• _YOUR INSTRUCTIONS_:
Output each entry below as it stands, leaving out every picture.

___

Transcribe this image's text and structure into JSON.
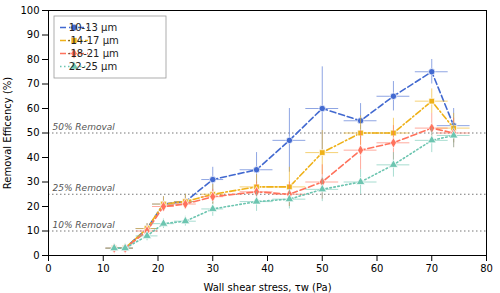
{
  "chart_data": {
    "type": "line",
    "xlabel": "Wall shear stress, τw (Pa)",
    "ylabel": "Removal Efficency (%)",
    "xlim": [
      0,
      80
    ],
    "ylim": [
      0,
      100
    ],
    "xticks": [
      0,
      10,
      20,
      30,
      40,
      50,
      60,
      70,
      80
    ],
    "yticks": [
      0,
      10,
      20,
      30,
      40,
      50,
      60,
      70,
      80,
      90,
      100
    ],
    "grid": false,
    "legend": "upper left",
    "annotations": [
      {
        "y": 50,
        "text": "50% Removal"
      },
      {
        "y": 25,
        "text": "25% Removal"
      },
      {
        "y": 10,
        "text": "10% Removal"
      }
    ],
    "series": [
      {
        "name": "10-13 μm",
        "marker": "circle",
        "line_style": "dashed",
        "x": [
          12,
          14,
          18,
          21,
          25,
          30,
          38,
          44,
          50,
          57,
          63,
          70,
          74
        ],
        "values": [
          3,
          3,
          11,
          21,
          22,
          31,
          35,
          47,
          60,
          55,
          65,
          75,
          53
        ],
        "xerr": [
          1.5,
          1.5,
          2,
          2,
          2,
          2,
          3,
          3,
          3,
          3,
          3,
          3,
          3
        ],
        "yerr": [
          1,
          1,
          2,
          3,
          3,
          5,
          7,
          13,
          17,
          7,
          6,
          5,
          7
        ]
      },
      {
        "name": "·14-17 μm",
        "marker": "square",
        "line_style": "dashdot",
        "x": [
          12,
          14,
          18,
          21,
          25,
          30,
          38,
          44,
          50,
          57,
          63,
          70,
          74
        ],
        "values": [
          3,
          3,
          11,
          21,
          22,
          25,
          28,
          28,
          42,
          50,
          50,
          63,
          52
        ],
        "xerr": [
          1.5,
          1.5,
          2,
          2,
          2,
          2,
          3,
          3,
          3,
          3,
          3,
          3,
          3
        ],
        "yerr": [
          1,
          1,
          2,
          3,
          3,
          4,
          5,
          8,
          9,
          7,
          6,
          5,
          6
        ]
      },
      {
        "name": "·18-21 μm",
        "marker": "diamond",
        "line_style": "dashed",
        "x": [
          12,
          14,
          18,
          21,
          25,
          30,
          38,
          44,
          50,
          57,
          63,
          70,
          74
        ],
        "values": [
          3,
          3,
          10,
          20,
          21,
          24,
          26,
          25,
          30,
          43,
          46,
          52,
          50
        ],
        "xerr": [
          1.5,
          1.5,
          2,
          2,
          2,
          2,
          3,
          3,
          3,
          3,
          3,
          3,
          3
        ],
        "yerr": [
          1,
          1,
          2,
          2,
          2,
          3,
          4,
          5,
          7,
          8,
          7,
          6,
          6
        ]
      },
      {
        "name": "22-25 μm",
        "marker": "triangle",
        "line_style": "dotted",
        "x": [
          12,
          14,
          18,
          21,
          25,
          30,
          38,
          44,
          50,
          57,
          63,
          70,
          74
        ],
        "values": [
          3,
          3,
          8,
          13,
          14,
          19,
          22,
          23,
          27,
          30,
          37,
          47,
          49
        ],
        "xerr": [
          1.5,
          1.5,
          2,
          2,
          2,
          2,
          3,
          3,
          3,
          3,
          3,
          3,
          3
        ],
        "yerr": [
          1,
          1,
          2,
          2,
          2,
          3,
          4,
          4,
          5,
          5,
          5,
          5,
          5
        ]
      }
    ]
  }
}
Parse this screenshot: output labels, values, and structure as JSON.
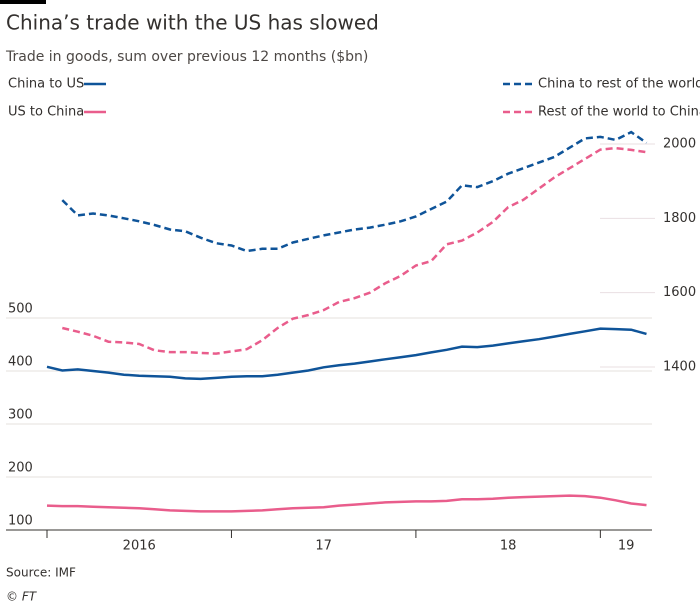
{
  "chart_data": {
    "type": "line",
    "title": "China’s trade with the US has slowed",
    "subtitle": "Trade in goods, sum over previous 12 months ($bn)",
    "source": "Source: IMF",
    "credit": "© FT",
    "x": [
      2016,
      2016.083,
      2016.167,
      2016.25,
      2016.333,
      2016.417,
      2016.5,
      2016.583,
      2016.667,
      2016.75,
      2016.833,
      2016.917,
      2017,
      2017.083,
      2017.167,
      2017.25,
      2017.333,
      2017.417,
      2017.5,
      2017.583,
      2017.667,
      2017.75,
      2017.833,
      2017.917,
      2018,
      2018.083,
      2018.167,
      2018.25,
      2018.333,
      2018.417,
      2018.5,
      2018.583,
      2018.667,
      2018.75,
      2018.833,
      2018.917,
      2019,
      2019.083,
      2019.167,
      2019.25
    ],
    "xlim": [
      2016,
      2019.28
    ],
    "xticks": [
      {
        "value": 2016,
        "label": "2016"
      },
      {
        "value": 2017,
        "label": "17"
      },
      {
        "value": 2018,
        "label": "18"
      },
      {
        "value": 2019,
        "label": "19"
      }
    ],
    "ylim": [
      100,
      500
    ],
    "yticks": [
      100,
      200,
      300,
      400,
      500
    ],
    "y2lim": [
      1400,
      2000
    ],
    "y2ticks": [
      1400,
      1600,
      1800,
      2000
    ],
    "grid": true,
    "series": [
      {
        "name": "China to US",
        "color": "#0f5499",
        "line_style": "solid",
        "values": [
          408,
          401,
          403,
          400,
          397,
          393,
          391,
          390,
          389,
          386,
          385,
          387,
          389,
          390,
          390,
          393,
          397,
          401,
          407,
          411,
          414,
          418,
          422,
          426,
          430,
          435,
          440,
          446,
          445,
          448,
          452,
          456,
          460,
          465,
          470,
          475,
          480,
          479,
          478,
          470
        ]
      },
      {
        "name": "US to China",
        "color": "#e95d8c",
        "line_style": "solid",
        "values": [
          146,
          145,
          145,
          144,
          143,
          142,
          141,
          139,
          137,
          136,
          135,
          135,
          135,
          136,
          137,
          139,
          141,
          142,
          143,
          146,
          148,
          150,
          152,
          153,
          154,
          154,
          155,
          158,
          158,
          159,
          161,
          162,
          163,
          164,
          165,
          164,
          161,
          156,
          150,
          147
        ]
      },
      {
        "name": "China to rest of the world",
        "color": "#0f5499",
        "line_style": "dashed",
        "axis": "y2",
        "values": [
          null,
          1849,
          1808,
          1813,
          1808,
          1800,
          1792,
          1782,
          1770,
          1765,
          1748,
          1733,
          1727,
          1712,
          1718,
          1718,
          1735,
          1745,
          1754,
          1762,
          1770,
          1775,
          1783,
          1792,
          1805,
          1825,
          1845,
          1889,
          1884,
          1900,
          1920,
          1935,
          1950,
          1965,
          1990,
          2015,
          2019,
          2011,
          2032,
          2003
        ]
      },
      {
        "name": "Rest of the world to China",
        "color": "#e95d8c",
        "line_style": "dashed",
        "axis": "y2",
        "values": [
          null,
          1505,
          1495,
          1484,
          1468,
          1466,
          1462,
          1445,
          1440,
          1440,
          1438,
          1436,
          1442,
          1448,
          1472,
          1505,
          1530,
          1540,
          1553,
          1575,
          1585,
          1600,
          1625,
          1645,
          1673,
          1685,
          1730,
          1740,
          1762,
          1790,
          1830,
          1850,
          1880,
          1910,
          1935,
          1960,
          1985,
          1989,
          1984,
          1978
        ]
      }
    ]
  }
}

___

• _IN RESPONSE_:
Transcribe this image's text and structure into JSON.
{
  "chart_data": {
    "type": "line",
    "xlabel": "Wall shear stress, τw (Pa)",
    "ylabel": "Removal Efficency (%)",
    "xlim": [
      0,
      80
    ],
    "ylim": [
      0,
      100
    ],
    "xticks": [
      0,
      10,
      20,
      30,
      40,
      50,
      60,
      70,
      80
    ],
    "yticks": [
      0,
      10,
      20,
      30,
      40,
      50,
      60,
      70,
      80,
      90,
      100
    ],
    "grid": false,
    "legend": "upper left",
    "annotations": [
      {
        "y": 50,
        "text": "50% Removal"
      },
      {
        "y": 25,
        "text": "25% Removal"
      },
      {
        "y": 10,
        "text": "10% Removal"
      }
    ],
    "series": [
      {
        "name": "10-13 μm",
        "marker": "circle",
        "line_style": "dashed",
        "x": [
          12,
          14,
          18,
          21,
          25,
          30,
          38,
          44,
          50,
          57,
          63,
          70,
          74
        ],
        "values": [
          3,
          3,
          11,
          21,
          22,
          31,
          35,
          47,
          60,
          55,
          65,
          75,
          53
        ],
        "xerr": [
          1.5,
          1.5,
          2,
          2,
          2,
          2,
          3,
          3,
          3,
          3,
          3,
          3,
          3
        ],
        "yerr": [
          1,
          1,
          2,
          3,
          3,
          5,
          7,
          13,
          17,
          7,
          6,
          5,
          7
        ]
      },
      {
        "name": "·14-17 μm",
        "marker": "square",
        "line_style": "dashdot",
        "x": [
          12,
          14,
          18,
          21,
          25,
          30,
          38,
          44,
          50,
          57,
          63,
          70,
          74
        ],
        "values": [
          3,
          3,
          11,
          21,
          22,
          25,
          28,
          28,
          42,
          50,
          50,
          63,
          52
        ],
        "xerr": [
          1.5,
          1.5,
          2,
          2,
          2,
          2,
          3,
          3,
          3,
          3,
          3,
          3,
          3
        ],
        "yerr": [
          1,
          1,
          2,
          3,
          3,
          4,
          5,
          8,
          9,
          7,
          6,
          5,
          6
        ]
      },
      {
        "name": "·18-21 μm",
        "marker": "diamond",
        "line_style": "dashed",
        "x": [
          12,
          14,
          18,
          21,
          25,
          30,
          38,
          44,
          50,
          57,
          63,
          70,
          74
        ],
        "values": [
          3,
          3,
          10,
          20,
          21,
          24,
          26,
          25,
          30,
          43,
          46,
          52,
          50
        ],
        "xerr": [
          1.5,
          1.5,
          2,
          2,
          2,
          2,
          3,
          3,
          3,
          3,
          3,
          3,
          3
        ],
        "yerr": [
          1,
          1,
          2,
          2,
          2,
          3,
          4,
          5,
          7,
          8,
          7,
          6,
          6
        ]
      },
      {
        "name": "22-25 μm",
        "marker": "triangle",
        "line_style": "dotted",
        "x": [
          12,
          14,
          18,
          21,
          25,
          30,
          38,
          44,
          50,
          57,
          63,
          70,
          74
        ],
        "values": [
          3,
          3,
          8,
          13,
          14,
          19,
          22,
          23,
          27,
          30,
          37,
          47,
          49
        ],
        "xerr": [
          1.5,
          1.5,
          2,
          2,
          2,
          2,
          3,
          3,
          3,
          3,
          3,
          3,
          3
        ],
        "yerr": [
          1,
          1,
          2,
          2,
          2,
          3,
          4,
          4,
          5,
          5,
          5,
          5,
          5
        ]
      }
    ]
  }
}
Parse this screenshot: output labels, values, and structure as JSON.
{
  "chart_data": {
    "type": "line",
    "title": "China’s trade with the US has slowed",
    "subtitle": "Trade in goods, sum over previous 12 months ($bn)",
    "source": "Source: IMF",
    "credit": "© FT",
    "x": [
      2016,
      2016.083,
      2016.167,
      2016.25,
      2016.333,
      2016.417,
      2016.5,
      2016.583,
      2016.667,
      2016.75,
      2016.833,
      2016.917,
      2017,
      2017.083,
      2017.167,
      2017.25,
      2017.333,
      2017.417,
      2017.5,
      2017.583,
      2017.667,
      2017.75,
      2017.833,
      2017.917,
      2018,
      2018.083,
      2018.167,
      2018.25,
      2018.333,
      2018.417,
      2018.5,
      2018.583,
      2018.667,
      2018.75,
      2018.833,
      2018.917,
      2019,
      2019.083,
      2019.167,
      2019.25
    ],
    "xlim": [
      2016,
      2019.28
    ],
    "xticks": [
      {
        "value": 2016,
        "label": "2016"
      },
      {
        "value": 2017,
        "label": "17"
      },
      {
        "value": 2018,
        "label": "18"
      },
      {
        "value": 2019,
        "label": "19"
      }
    ],
    "ylim": [
      100,
      500
    ],
    "yticks": [
      100,
      200,
      300,
      400,
      500
    ],
    "y2lim": [
      1400,
      2000
    ],
    "y2ticks": [
      1400,
      1600,
      1800,
      2000
    ],
    "grid": true,
    "series": [
      {
        "name": "China to US",
        "color": "#0f5499",
        "line_style": "solid",
        "values": [
          408,
          401,
          403,
          400,
          397,
          393,
          391,
          390,
          389,
          386,
          385,
          387,
          389,
          390,
          390,
          393,
          397,
          401,
          407,
          411,
          414,
          418,
          422,
          426,
          430,
          435,
          440,
          446,
          445,
          448,
          452,
          456,
          460,
          465,
          470,
          475,
          480,
          479,
          478,
          470
        ]
      },
      {
        "name": "US to China",
        "color": "#e95d8c",
        "line_style": "solid",
        "values": [
          146,
          145,
          145,
          144,
          143,
          142,
          141,
          139,
          137,
          136,
          135,
          135,
          135,
          136,
          137,
          139,
          141,
          142,
          143,
          146,
          148,
          150,
          152,
          153,
          154,
          154,
          155,
          158,
          158,
          159,
          161,
          162,
          163,
          164,
          165,
          164,
          161,
          156,
          150,
          147
        ]
      },
      {
        "name": "China to rest of the world",
        "color": "#0f5499",
        "line_style": "dashed",
        "axis": "y2",
        "values": [
          null,
          1849,
          1808,
          1813,
          1808,
          1800,
          1792,
          1782,
          1770,
          1765,
          1748,
          1733,
          1727,
          1712,
          1718,
          1718,
          1735,
          1745,
          1754,
          1762,
          1770,
          1775,
          1783,
          1792,
          1805,
          1825,
          1845,
          1889,
          1884,
          1900,
          1920,
          1935,
          1950,
          1965,
          1990,
          2015,
          2019,
          2011,
          2032,
          2003
        ]
      },
      {
        "name": "Rest of the world to China",
        "color": "#e95d8c",
        "line_style": "dashed",
        "axis": "y2",
        "values": [
          null,
          1505,
          1495,
          1484,
          1468,
          1466,
          1462,
          1445,
          1440,
          1440,
          1438,
          1436,
          1442,
          1448,
          1472,
          1505,
          1530,
          1540,
          1553,
          1575,
          1585,
          1600,
          1625,
          1645,
          1673,
          1685,
          1730,
          1740,
          1762,
          1790,
          1830,
          1850,
          1880,
          1910,
          1935,
          1960,
          1985,
          1989,
          1984,
          1978
        ]
      }
    ]
  }
}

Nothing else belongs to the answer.